Task description. Show every line where "value" occurs.

Extracted entries.
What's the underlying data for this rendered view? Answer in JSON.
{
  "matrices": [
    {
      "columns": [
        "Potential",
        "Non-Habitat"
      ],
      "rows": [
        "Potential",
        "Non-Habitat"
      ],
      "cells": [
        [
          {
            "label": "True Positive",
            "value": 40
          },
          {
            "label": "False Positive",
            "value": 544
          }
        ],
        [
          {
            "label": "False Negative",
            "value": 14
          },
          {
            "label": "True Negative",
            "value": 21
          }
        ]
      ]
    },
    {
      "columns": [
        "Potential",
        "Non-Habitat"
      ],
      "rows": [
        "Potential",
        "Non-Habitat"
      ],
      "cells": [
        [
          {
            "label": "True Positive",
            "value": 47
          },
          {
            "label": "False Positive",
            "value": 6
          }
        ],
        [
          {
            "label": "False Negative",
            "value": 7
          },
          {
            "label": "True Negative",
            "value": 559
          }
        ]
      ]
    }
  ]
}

Task response.
            "value": 40
            "value": 544
            "value": 14
            "value": 21
            "value": 47
            "value": 6
            "value": 7
            "value": 559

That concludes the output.